- 原文
--------------------

仮想通貨リブラの台頭、「米ドル支配の終わりではない」=FRB元幹部が英中銀総裁に反論

米連邦準備制度理事会(FRB)の元幹部だったサイモン・ポッター氏は、フェイスブックの仮想通貨リブラのようなデジタル通貨の台頭によって米ドルの優位が揺らぐことはないと、ブルームバーグに語った

英イングランド銀行のカーニー総裁は8月、米ワイオミングで開催された国際経済シンポジウム(ジャクソンホール会議)で「フェイスブックのリブラのようなデジタル通貨が世界の準備通貨として、米ドルに取って代わるべき」との考えを表明していた

ポッター氏はカーニー氏のこの意見に「ドルを基準通貨として持つ利点を無視するものだ」と反論。「米国には巨大で、流動性のある資本市場が存在しており、そのような考えは論外だ」と強調した。

「モノに基本的な価格を付けることができ、広いマーケットを持つ通貨が1つもないとなれば、グローバル経済を営むのが著しく困難になる」

ポッター氏は、ニューヨーク連銀で金融調節を行う部門(オペ部門)の責任者を長年務めていた人物だ。

--------------------

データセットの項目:

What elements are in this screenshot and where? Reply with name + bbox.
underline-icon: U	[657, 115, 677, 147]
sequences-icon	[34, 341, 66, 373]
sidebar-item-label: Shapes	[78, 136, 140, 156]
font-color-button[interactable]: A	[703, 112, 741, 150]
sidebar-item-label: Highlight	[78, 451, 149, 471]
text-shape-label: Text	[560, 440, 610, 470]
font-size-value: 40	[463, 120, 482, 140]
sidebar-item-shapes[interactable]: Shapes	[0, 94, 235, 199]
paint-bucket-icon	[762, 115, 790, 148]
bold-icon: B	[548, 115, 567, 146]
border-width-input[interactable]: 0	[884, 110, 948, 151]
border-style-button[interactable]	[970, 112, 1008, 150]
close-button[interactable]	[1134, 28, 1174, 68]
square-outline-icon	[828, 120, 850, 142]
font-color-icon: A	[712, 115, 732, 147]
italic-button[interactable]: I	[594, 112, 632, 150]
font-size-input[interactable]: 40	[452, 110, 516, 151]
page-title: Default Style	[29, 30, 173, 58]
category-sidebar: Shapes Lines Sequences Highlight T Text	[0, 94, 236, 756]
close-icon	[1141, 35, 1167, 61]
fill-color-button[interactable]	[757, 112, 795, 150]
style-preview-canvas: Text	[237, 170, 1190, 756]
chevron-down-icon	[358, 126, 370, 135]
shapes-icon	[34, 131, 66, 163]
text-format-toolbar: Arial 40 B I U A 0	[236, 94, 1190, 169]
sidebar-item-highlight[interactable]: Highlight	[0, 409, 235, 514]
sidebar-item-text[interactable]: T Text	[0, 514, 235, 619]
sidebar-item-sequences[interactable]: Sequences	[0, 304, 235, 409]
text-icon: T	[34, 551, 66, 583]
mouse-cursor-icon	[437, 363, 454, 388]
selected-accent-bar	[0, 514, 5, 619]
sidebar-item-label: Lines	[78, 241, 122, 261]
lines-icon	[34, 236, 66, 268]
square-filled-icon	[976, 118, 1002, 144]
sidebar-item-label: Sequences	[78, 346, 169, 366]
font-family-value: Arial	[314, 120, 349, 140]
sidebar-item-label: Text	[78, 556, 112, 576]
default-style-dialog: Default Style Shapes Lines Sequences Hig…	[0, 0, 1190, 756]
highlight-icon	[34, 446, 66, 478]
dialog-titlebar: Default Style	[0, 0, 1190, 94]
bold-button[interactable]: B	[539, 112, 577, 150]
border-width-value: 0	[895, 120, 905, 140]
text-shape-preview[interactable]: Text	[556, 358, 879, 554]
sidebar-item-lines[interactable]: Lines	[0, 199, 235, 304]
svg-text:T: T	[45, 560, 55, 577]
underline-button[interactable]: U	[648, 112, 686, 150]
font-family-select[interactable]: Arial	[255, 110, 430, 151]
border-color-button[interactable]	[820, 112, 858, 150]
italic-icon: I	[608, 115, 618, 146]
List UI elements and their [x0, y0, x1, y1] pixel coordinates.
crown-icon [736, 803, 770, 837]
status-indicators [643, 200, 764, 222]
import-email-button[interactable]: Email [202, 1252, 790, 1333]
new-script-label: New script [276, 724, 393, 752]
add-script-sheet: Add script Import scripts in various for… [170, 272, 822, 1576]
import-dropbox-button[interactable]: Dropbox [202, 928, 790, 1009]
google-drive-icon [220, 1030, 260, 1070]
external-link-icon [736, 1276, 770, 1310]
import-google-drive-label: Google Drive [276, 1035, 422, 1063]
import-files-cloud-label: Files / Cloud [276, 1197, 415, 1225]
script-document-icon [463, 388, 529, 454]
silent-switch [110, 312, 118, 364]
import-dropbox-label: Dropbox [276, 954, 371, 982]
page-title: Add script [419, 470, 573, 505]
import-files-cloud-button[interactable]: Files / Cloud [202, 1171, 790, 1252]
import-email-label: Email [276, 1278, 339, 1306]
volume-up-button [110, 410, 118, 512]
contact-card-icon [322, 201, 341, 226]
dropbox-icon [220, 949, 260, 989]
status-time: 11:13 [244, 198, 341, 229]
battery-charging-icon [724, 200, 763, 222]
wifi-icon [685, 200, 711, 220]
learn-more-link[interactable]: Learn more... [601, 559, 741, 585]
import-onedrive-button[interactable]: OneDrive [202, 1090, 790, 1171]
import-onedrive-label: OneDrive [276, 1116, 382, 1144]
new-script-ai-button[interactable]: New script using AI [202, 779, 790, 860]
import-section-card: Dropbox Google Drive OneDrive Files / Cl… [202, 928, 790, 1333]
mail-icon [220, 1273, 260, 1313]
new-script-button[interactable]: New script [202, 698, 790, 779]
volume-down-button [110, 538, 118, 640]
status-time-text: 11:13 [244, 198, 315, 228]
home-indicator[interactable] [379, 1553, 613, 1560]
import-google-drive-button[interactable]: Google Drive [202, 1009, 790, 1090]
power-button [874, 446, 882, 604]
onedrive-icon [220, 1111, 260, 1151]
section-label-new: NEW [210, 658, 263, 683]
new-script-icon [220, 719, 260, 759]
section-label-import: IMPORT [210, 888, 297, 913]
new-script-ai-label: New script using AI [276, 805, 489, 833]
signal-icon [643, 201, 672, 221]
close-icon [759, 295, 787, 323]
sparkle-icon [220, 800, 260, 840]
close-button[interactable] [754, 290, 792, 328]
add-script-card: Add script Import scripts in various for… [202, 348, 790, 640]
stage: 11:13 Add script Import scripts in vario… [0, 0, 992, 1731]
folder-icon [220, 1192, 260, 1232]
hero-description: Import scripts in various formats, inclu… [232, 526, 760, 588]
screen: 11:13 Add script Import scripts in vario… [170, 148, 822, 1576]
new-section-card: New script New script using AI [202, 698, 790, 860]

--------------------

- 作業指示
リブラと米ドルに関する記事の全文を、一字も変えずに書き写す。

- 結果
仮想通貨リブラの台頭、「米ドル支配の終わりではない」=FRB元幹部が英中銀総裁に反論

米連邦準備制度理事会(FRB)の元幹部だったサイモン・ポッター氏は、フェイスブックの仮想通貨リブラのようなデジタル通貨の台頭によって米ドルの優位が揺らぐことはないと、ブルームバーグに語った

英イングランド銀行のカーニー総裁は8月、米ワイオミングで開催された国際経済シンポジウム(ジャクソンホール会議)で「フェイスブックのリブラのようなデジタル通貨が世界の準備通貨として、米ドルに取って代わるべき」との考えを表明していた

ポッター氏はカーニー氏のこの意見に「ドルを基準通貨として持つ利点を無視するものだ」と反論。「米国には巨大で、流動性のある資本市場が存在しており、そのような考えは論外だ」と強調した。

「モノに基本的な価格を付けることができ、広いマーケットを持つ通貨が1つもないとなれば、グローバル経済を営むのが著しく困難になる」

ポッター氏は、ニューヨーク連銀で金融調節を行う部門(オペ部門)の責任者を長年務めていた人物だ。